Exercise task
Write out all of the records precisely. Skip anything that is a picture.
----- Data in this exercise -----
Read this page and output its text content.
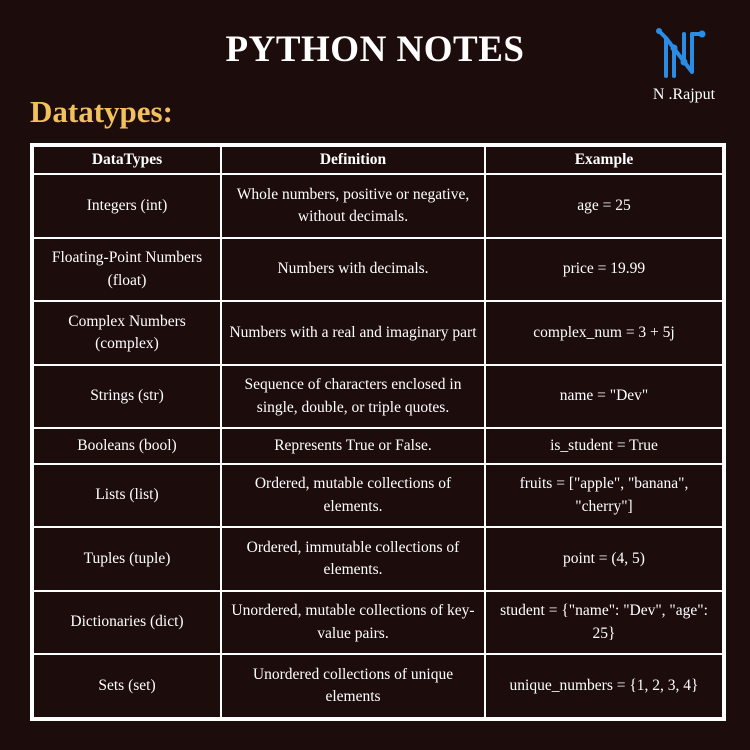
PYTHON NOTES
N .Rajput
Datatypes:
DataTypes	Definition	Example
Integers (int)	Whole numbers, positive or negative, without decimals.	age = 25
Floating-Point Numbers (float)	Numbers with decimals.	price = 19.99
Complex Numbers (complex)	Numbers with a real and imaginary part	complex_num = 3 + 5j
Strings (str)	Sequence of characters enclosed in single, double, or triple quotes.	name = "Dev"
Booleans (bool)	Represents True or False.	is_student = True
Lists (list)	Ordered, mutable collections of elements.	fruits = ["apple", "banana", "cherry"]
Tuples (tuple)	Ordered, immutable collections of elements.	point = (4, 5)
Dictionaries (dict)	Unordered, mutable collections of key-value pairs.	student = {"name": "Dev", "age": 25}
Sets (set)	Unordered collections of unique elements	unique_numbers = {1, 2, 3, 4}
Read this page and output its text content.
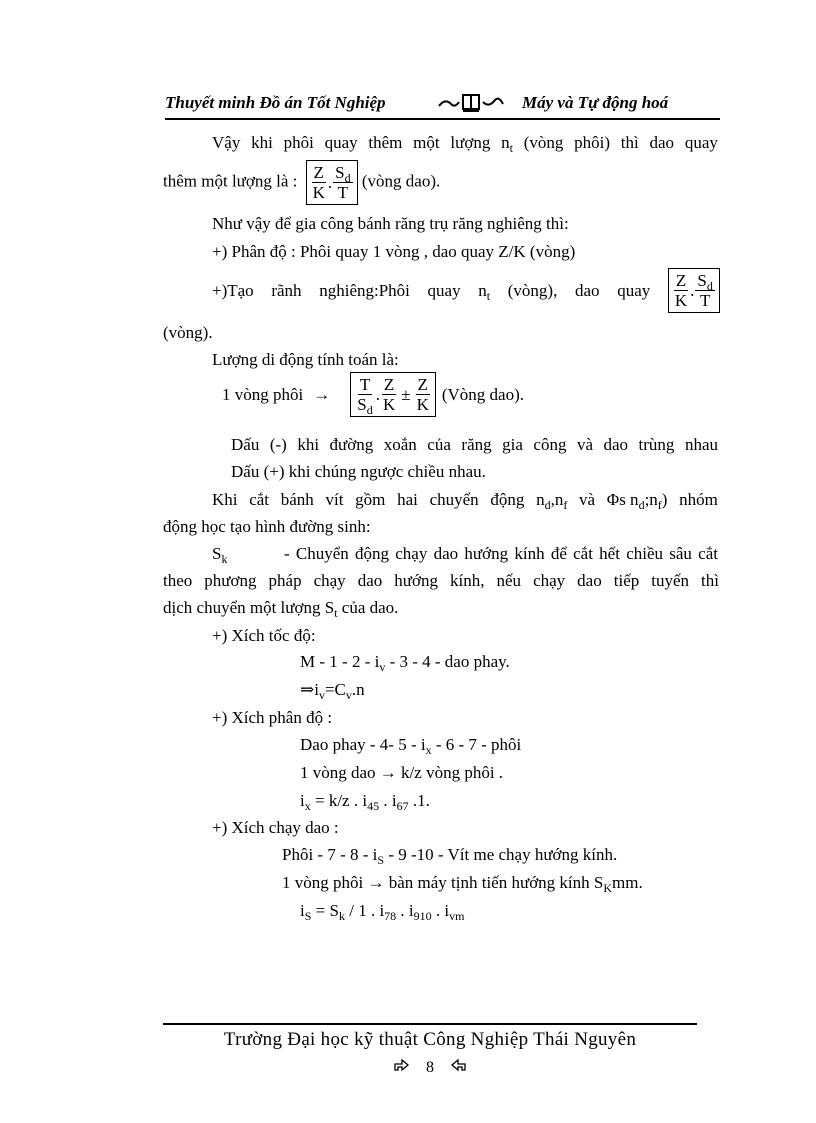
Thuyết minh Đồ án Tốt Nghiệp	Máy và Tự động hoá
Vậy khi phôi quay thêm một lượng $n_t$ (vòng phôi) thì dao quay
thêm một lượng là : $\frac{Z}{K}$ . $\frac{S_d}{T}$ (vòng dao).
Như vậy để gia công bánh răng trụ răng nghiêng thì:
+) Phân độ : Phôi quay 1 vòng , dao quay Z/K (vòng)
+)Tạo rãnh nghiêng:Phôi quay $n_t$ (vòng), dao quay $\frac{Z}{K}$ . $\frac{S_d}{T}$
(vòng).
Lượng di động tính toán là:
1 vòng phôi → $\frac{T}{S_d}$ . $\frac{Z}{K} \pm \frac{Z}{K}$ (Vòng dao).
Dấu (-) khi đường xoắn của răng gia công và dao trùng nhau
Dấu (+) khi chúng ngược chiều nhau.
Khi cắt bánh vít gồm hai chuyển động $n_d,n_f$ và Φs $n_d;n_f$) nhóm
động học tạo hình đường sinh:
$S_k$	- Chuyển động chạy dao hướng kính để cắt hết chiều sâu cắt
theo phương pháp chạy dao hướng kính, nếu chạy dao tiếp tuyến thì
dịch chuyển một lượng $S_t$ của dao.
+) Xích tốc độ:
M - $1 - 2 - i_v - 3 - 4$ - dao phay.
$\Rightarrow i_v=C_v.n$
+) Xích phân độ :
Dao phay - 4- $5 - i_x - 6 - 7$ - phôi
1 vòng dao → k/z vòng phôi .
$i_x = k/z$ . $i_{45}$ . $i_{67}$ .1.
+) Xích chạy dao :
Phôi - $7 - 8 - i_S - 9$ -10 - Vít me chạy hướng kính.
1 vòng phôi → bàn máy tịnh tiến hướng kính $S_Kmm$.
$i_S = S_k / 1$ . $i_{78}$ . $i_{910}$ . $i_{vm}$
Trường Đại học kỹ thuật Công Nghiệp Thái Nguyên
8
-----
Output of the task
Read this page and output its text content.
PYTHON NOTES
N .Rajput
Datatypes:
DataTypes	Definition	Example
Integers (int)	Whole numbers, positive or negative, without decimals.	age = 25
Floating-Point Numbers (float)	Numbers with decimals.	price = 19.99
Complex Numbers (complex)	Numbers with a real and imaginary part	complex_num = 3 + 5j
Strings (str)	Sequence of characters enclosed in single, double, or triple quotes.	name = "Dev"
Booleans (bool)	Represents True or False.	is_student = True
Lists (list)	Ordered, mutable collections of elements.	fruits = ["apple", "banana", "cherry"]
Tuples (tuple)	Ordered, immutable collections of elements.	point = (4, 5)
Dictionaries (dict)	Unordered, mutable collections of key-value pairs.	student = {"name": "Dev", "age": 25}
Sets (set)	Unordered collections of unique elements	unique_numbers = {1, 2, 3, 4}
Read this page and output its text content.
Thuyết minh Đồ án Tốt Nghiệp	Máy và Tự động hoá
Vậy khi phôi quay thêm một lượng $n_t$ (vòng phôi) thì dao quay
thêm một lượng là : $\frac{Z}{K}$ . $\frac{S_d}{T}$ (vòng dao).
Như vậy để gia công bánh răng trụ răng nghiêng thì:
+) Phân độ : Phôi quay 1 vòng , dao quay Z/K (vòng)
+)Tạo rãnh nghiêng:Phôi quay $n_t$ (vòng), dao quay $\frac{Z}{K}$ . $\frac{S_d}{T}$
(vòng).
Lượng di động tính toán là:
1 vòng phôi → $\frac{T}{S_d}$ . $\frac{Z}{K} \pm \frac{Z}{K}$ (Vòng dao).
Dấu (-) khi đường xoắn của răng gia công và dao trùng nhau
Dấu (+) khi chúng ngược chiều nhau.
Khi cắt bánh vít gồm hai chuyển động $n_d,n_f$ và Φs $n_d;n_f$) nhóm
động học tạo hình đường sinh:
$S_k$	- Chuyển động chạy dao hướng kính để cắt hết chiều sâu cắt
theo phương pháp chạy dao hướng kính, nếu chạy dao tiếp tuyến thì
dịch chuyển một lượng $S_t$ của dao.
+) Xích tốc độ:
M - $1 - 2 - i_v - 3 - 4$ - dao phay.
$\Rightarrow i_v=C_v.n$
+) Xích phân độ :
Dao phay - 4- $5 - i_x - 6 - 7$ - phôi
1 vòng dao → k/z vòng phôi .
$i_x = k/z$ . $i_{45}$ . $i_{67}$ .1.
+) Xích chạy dao :
Phôi - $7 - 8 - i_S - 9$ -10 - Vít me chạy hướng kính.
1 vòng phôi → bàn máy tịnh tiến hướng kính $S_Kmm$.
$i_S = S_k / 1$ . $i_{78}$ . $i_{910}$ . $i_{vm}$
Trường Đại học kỹ thuật Công Nghiệp Thái Nguyên
8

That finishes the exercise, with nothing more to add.